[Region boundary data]
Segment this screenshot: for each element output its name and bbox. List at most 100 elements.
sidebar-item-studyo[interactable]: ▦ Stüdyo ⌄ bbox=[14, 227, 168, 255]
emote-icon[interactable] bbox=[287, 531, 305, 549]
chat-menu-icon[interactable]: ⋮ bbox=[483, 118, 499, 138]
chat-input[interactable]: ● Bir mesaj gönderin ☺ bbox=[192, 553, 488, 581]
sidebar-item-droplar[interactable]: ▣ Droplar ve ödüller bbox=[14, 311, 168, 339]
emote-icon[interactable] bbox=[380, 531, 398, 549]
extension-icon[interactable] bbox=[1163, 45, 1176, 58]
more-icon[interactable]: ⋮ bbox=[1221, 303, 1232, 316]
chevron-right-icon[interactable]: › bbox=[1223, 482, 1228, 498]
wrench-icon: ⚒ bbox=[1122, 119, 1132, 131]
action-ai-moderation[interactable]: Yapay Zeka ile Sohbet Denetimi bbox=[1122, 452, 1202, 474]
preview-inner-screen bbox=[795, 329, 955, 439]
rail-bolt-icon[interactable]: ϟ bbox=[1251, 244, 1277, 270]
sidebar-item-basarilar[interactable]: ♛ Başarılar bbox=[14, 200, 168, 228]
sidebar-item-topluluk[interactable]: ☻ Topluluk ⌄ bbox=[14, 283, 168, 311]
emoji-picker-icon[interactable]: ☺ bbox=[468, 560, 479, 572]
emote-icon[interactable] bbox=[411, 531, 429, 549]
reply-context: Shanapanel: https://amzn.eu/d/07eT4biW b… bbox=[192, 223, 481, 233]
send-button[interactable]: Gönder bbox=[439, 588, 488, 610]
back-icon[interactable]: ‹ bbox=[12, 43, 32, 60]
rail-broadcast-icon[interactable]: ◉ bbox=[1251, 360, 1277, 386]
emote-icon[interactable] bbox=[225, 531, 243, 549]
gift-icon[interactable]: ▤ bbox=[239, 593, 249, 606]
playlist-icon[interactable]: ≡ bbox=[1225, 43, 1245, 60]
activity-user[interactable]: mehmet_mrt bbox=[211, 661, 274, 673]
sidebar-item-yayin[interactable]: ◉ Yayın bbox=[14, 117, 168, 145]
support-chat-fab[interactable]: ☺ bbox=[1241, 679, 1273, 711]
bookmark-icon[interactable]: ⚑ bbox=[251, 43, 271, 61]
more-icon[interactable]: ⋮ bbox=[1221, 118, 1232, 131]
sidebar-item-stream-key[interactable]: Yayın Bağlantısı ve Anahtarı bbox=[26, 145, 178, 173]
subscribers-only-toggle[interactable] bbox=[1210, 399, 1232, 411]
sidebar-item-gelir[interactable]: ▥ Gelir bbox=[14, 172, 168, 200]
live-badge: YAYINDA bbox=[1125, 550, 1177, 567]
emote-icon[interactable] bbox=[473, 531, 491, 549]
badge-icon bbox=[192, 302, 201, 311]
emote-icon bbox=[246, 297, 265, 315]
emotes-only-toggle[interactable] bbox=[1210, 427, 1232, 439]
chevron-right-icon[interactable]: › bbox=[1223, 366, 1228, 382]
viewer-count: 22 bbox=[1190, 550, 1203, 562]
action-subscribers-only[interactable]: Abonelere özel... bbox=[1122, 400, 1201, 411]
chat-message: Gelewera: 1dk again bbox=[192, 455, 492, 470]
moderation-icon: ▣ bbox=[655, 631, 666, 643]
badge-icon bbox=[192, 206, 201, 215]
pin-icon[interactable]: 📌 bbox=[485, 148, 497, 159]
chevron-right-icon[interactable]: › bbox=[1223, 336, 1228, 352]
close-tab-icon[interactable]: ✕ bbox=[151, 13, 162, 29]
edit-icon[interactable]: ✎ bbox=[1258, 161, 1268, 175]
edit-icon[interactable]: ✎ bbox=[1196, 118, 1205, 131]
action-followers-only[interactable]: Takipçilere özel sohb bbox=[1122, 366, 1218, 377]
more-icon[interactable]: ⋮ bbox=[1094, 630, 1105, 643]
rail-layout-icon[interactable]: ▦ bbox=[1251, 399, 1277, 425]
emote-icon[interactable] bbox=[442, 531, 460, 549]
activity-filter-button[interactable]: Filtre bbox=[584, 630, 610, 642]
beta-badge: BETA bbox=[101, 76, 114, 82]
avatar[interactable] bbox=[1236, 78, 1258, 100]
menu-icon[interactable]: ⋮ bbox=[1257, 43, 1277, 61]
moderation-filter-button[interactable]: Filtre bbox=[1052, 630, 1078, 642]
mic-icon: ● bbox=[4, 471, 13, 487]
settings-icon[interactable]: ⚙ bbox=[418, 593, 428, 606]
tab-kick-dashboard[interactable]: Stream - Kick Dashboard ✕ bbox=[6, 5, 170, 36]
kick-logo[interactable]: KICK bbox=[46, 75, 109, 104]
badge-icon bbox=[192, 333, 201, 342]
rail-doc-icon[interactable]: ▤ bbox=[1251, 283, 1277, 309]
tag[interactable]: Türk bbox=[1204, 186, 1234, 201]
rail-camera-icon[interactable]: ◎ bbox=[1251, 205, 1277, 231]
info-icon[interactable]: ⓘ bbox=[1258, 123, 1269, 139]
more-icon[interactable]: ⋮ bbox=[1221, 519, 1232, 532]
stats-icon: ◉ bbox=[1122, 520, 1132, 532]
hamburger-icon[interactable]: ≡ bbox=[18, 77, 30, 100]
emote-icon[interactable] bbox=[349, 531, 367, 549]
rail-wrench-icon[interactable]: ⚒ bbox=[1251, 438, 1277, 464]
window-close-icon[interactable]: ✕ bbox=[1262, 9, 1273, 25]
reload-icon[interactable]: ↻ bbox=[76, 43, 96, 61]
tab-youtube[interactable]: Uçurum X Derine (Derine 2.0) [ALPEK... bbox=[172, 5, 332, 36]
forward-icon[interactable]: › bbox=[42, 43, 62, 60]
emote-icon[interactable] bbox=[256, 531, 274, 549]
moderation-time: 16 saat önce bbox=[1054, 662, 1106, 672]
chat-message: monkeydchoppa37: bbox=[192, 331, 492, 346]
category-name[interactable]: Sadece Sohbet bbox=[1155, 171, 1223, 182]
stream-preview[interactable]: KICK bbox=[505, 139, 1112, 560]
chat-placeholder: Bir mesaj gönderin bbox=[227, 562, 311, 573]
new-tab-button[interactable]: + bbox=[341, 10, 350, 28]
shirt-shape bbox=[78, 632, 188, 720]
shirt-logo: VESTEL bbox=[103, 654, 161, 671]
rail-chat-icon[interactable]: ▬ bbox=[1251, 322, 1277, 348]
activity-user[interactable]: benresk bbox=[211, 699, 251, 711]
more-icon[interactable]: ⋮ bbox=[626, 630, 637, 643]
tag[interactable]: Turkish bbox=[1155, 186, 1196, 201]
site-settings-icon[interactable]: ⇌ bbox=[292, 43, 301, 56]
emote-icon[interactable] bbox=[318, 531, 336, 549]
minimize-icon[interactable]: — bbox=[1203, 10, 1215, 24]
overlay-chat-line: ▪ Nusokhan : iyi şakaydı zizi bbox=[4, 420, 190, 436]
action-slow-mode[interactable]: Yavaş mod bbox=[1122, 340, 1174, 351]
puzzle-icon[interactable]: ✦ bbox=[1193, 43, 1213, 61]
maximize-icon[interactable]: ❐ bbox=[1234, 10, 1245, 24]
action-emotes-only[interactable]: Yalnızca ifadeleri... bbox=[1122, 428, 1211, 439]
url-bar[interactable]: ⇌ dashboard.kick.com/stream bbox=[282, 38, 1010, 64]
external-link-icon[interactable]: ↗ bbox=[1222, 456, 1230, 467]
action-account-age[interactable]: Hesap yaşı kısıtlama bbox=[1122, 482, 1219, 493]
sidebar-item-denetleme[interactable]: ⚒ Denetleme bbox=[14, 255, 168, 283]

Task details
Please edit the records above so that every "emote-icon" becomes "emoticon", keeping everything else the same.

Correct result
Segment this screenshot: for each element output its name and bbox. List at most 100 elements.
sidebar-item-studyo[interactable]: ▦ Stüdyo ⌄ bbox=[14, 227, 168, 255]
emoticon[interactable] bbox=[287, 531, 305, 549]
chat-menu-icon[interactable]: ⋮ bbox=[483, 118, 499, 138]
chat-input[interactable]: ● Bir mesaj gönderin ☺ bbox=[192, 553, 488, 581]
sidebar-item-droplar[interactable]: ▣ Droplar ve ödüller bbox=[14, 311, 168, 339]
emoticon[interactable] bbox=[380, 531, 398, 549]
extension-icon[interactable] bbox=[1163, 45, 1176, 58]
more-icon[interactable]: ⋮ bbox=[1221, 303, 1232, 316]
chevron-right-icon[interactable]: › bbox=[1223, 482, 1228, 498]
wrench-icon: ⚒ bbox=[1122, 119, 1132, 131]
action-ai-moderation[interactable]: Yapay Zeka ile Sohbet Denetimi bbox=[1122, 452, 1202, 474]
preview-inner-screen bbox=[795, 329, 955, 439]
rail-bolt-icon[interactable]: ϟ bbox=[1251, 244, 1277, 270]
sidebar-item-basarilar[interactable]: ♛ Başarılar bbox=[14, 200, 168, 228]
sidebar-item-topluluk[interactable]: ☻ Topluluk ⌄ bbox=[14, 283, 168, 311]
emoji-picker-icon[interactable]: ☺ bbox=[468, 560, 479, 572]
emoticon[interactable] bbox=[411, 531, 429, 549]
reply-context: Shanapanel: https://amzn.eu/d/07eT4biW b… bbox=[192, 223, 481, 233]
send-button[interactable]: Gönder bbox=[439, 588, 488, 610]
back-icon[interactable]: ‹ bbox=[12, 43, 32, 60]
rail-broadcast-icon[interactable]: ◉ bbox=[1251, 360, 1277, 386]
emoticon[interactable] bbox=[225, 531, 243, 549]
gift-icon[interactable]: ▤ bbox=[239, 593, 249, 606]
playlist-icon[interactable]: ≡ bbox=[1225, 43, 1245, 60]
activity-user[interactable]: mehmet_mrt bbox=[211, 661, 274, 673]
sidebar-item-yayin[interactable]: ◉ Yayın bbox=[14, 117, 168, 145]
support-chat-fab[interactable]: ☺ bbox=[1241, 679, 1273, 711]
bookmark-icon[interactable]: ⚑ bbox=[251, 43, 271, 61]
more-icon[interactable]: ⋮ bbox=[1221, 118, 1232, 131]
sidebar-item-stream-key[interactable]: Yayın Bağlantısı ve Anahtarı bbox=[26, 145, 178, 173]
subscribers-only-toggle[interactable] bbox=[1210, 399, 1232, 411]
sidebar-item-gelir[interactable]: ▥ Gelir bbox=[14, 172, 168, 200]
live-badge: YAYINDA bbox=[1125, 550, 1177, 567]
emoticon[interactable] bbox=[473, 531, 491, 549]
badge-icon bbox=[192, 302, 201, 311]
emoticon bbox=[246, 297, 265, 315]
emotes-only-toggle[interactable] bbox=[1210, 427, 1232, 439]
chevron-right-icon[interactable]: › bbox=[1223, 366, 1228, 382]
viewer-count: 22 bbox=[1190, 550, 1203, 562]
action-subscribers-only[interactable]: Abonelere özel... bbox=[1122, 400, 1201, 411]
chat-message: Gelewera: 1dk again bbox=[192, 455, 492, 470]
moderation-icon: ▣ bbox=[655, 631, 666, 643]
badge-icon bbox=[192, 206, 201, 215]
pin-icon[interactable]: 📌 bbox=[485, 148, 497, 159]
chevron-right-icon[interactable]: › bbox=[1223, 336, 1228, 352]
close-tab-icon[interactable]: ✕ bbox=[151, 13, 162, 29]
edit-icon[interactable]: ✎ bbox=[1258, 161, 1268, 175]
edit-icon[interactable]: ✎ bbox=[1196, 118, 1205, 131]
action-followers-only[interactable]: Takipçilere özel sohb bbox=[1122, 366, 1218, 377]
more-icon[interactable]: ⋮ bbox=[1094, 630, 1105, 643]
rail-layout-icon[interactable]: ▦ bbox=[1251, 399, 1277, 425]
emoticon[interactable] bbox=[442, 531, 460, 549]
activity-filter-button[interactable]: Filtre bbox=[584, 630, 610, 642]
beta-badge: BETA bbox=[101, 76, 114, 82]
avatar[interactable] bbox=[1236, 78, 1258, 100]
menu-icon[interactable]: ⋮ bbox=[1257, 43, 1277, 61]
moderation-filter-button[interactable]: Filtre bbox=[1052, 630, 1078, 642]
mic-icon: ● bbox=[4, 471, 13, 487]
settings-icon[interactable]: ⚙ bbox=[418, 593, 428, 606]
tab-kick-dashboard[interactable]: Stream - Kick Dashboard ✕ bbox=[6, 5, 170, 36]
kick-logo[interactable]: KICK bbox=[46, 75, 109, 104]
badge-icon bbox=[192, 333, 201, 342]
rail-doc-icon[interactable]: ▤ bbox=[1251, 283, 1277, 309]
tag[interactable]: Türk bbox=[1204, 186, 1234, 201]
rail-camera-icon[interactable]: ◎ bbox=[1251, 205, 1277, 231]
info-icon[interactable]: ⓘ bbox=[1258, 123, 1269, 139]
more-icon[interactable]: ⋮ bbox=[1221, 519, 1232, 532]
stats-icon: ◉ bbox=[1122, 520, 1132, 532]
hamburger-icon[interactable]: ≡ bbox=[18, 77, 30, 100]
emoticon[interactable] bbox=[349, 531, 367, 549]
rail-wrench-icon[interactable]: ⚒ bbox=[1251, 438, 1277, 464]
window-close-icon[interactable]: ✕ bbox=[1262, 9, 1273, 25]
reload-icon[interactable]: ↻ bbox=[76, 43, 96, 61]
tab-youtube[interactable]: Uçurum X Derine (Derine 2.0) [ALPEK... bbox=[172, 5, 332, 36]
forward-icon[interactable]: › bbox=[42, 43, 62, 60]
emoticon[interactable] bbox=[256, 531, 274, 549]
moderation-time: 16 saat önce bbox=[1054, 662, 1106, 672]
chat-message: monkeydchoppa37: bbox=[192, 331, 492, 346]
category-name[interactable]: Sadece Sohbet bbox=[1155, 171, 1223, 182]
stream-preview[interactable]: KICK bbox=[505, 139, 1112, 560]
chat-placeholder: Bir mesaj gönderin bbox=[227, 562, 311, 573]
new-tab-button[interactable]: + bbox=[341, 10, 350, 28]
shirt-shape bbox=[78, 632, 188, 720]
shirt-logo: VESTEL bbox=[103, 654, 161, 671]
rail-chat-icon[interactable]: ▬ bbox=[1251, 322, 1277, 348]
activity-user[interactable]: benresk bbox=[211, 699, 251, 711]
more-icon[interactable]: ⋮ bbox=[626, 630, 637, 643]
tag[interactable]: Turkish bbox=[1155, 186, 1196, 201]
site-settings-icon[interactable]: ⇌ bbox=[292, 43, 301, 56]
emoticon[interactable] bbox=[318, 531, 336, 549]
minimize-icon[interactable]: — bbox=[1203, 10, 1215, 24]
overlay-chat-line: ▪ Nusokhan : iyi şakaydı zizi bbox=[4, 420, 190, 436]
action-slow-mode[interactable]: Yavaş mod bbox=[1122, 340, 1174, 351]
puzzle-icon[interactable]: ✦ bbox=[1193, 43, 1213, 61]
maximize-icon[interactable]: ❐ bbox=[1234, 10, 1245, 24]
action-emotes-only[interactable]: Yalnızca ifadeleri... bbox=[1122, 428, 1211, 439]
url-bar[interactable]: ⇌ dashboard.kick.com/stream bbox=[282, 38, 1010, 64]
external-link-icon[interactable]: ↗ bbox=[1222, 456, 1230, 467]
action-account-age[interactable]: Hesap yaşı kısıtlama bbox=[1122, 482, 1219, 493]
sidebar-item-denetleme[interactable]: ⚒ Denetleme bbox=[14, 255, 168, 283]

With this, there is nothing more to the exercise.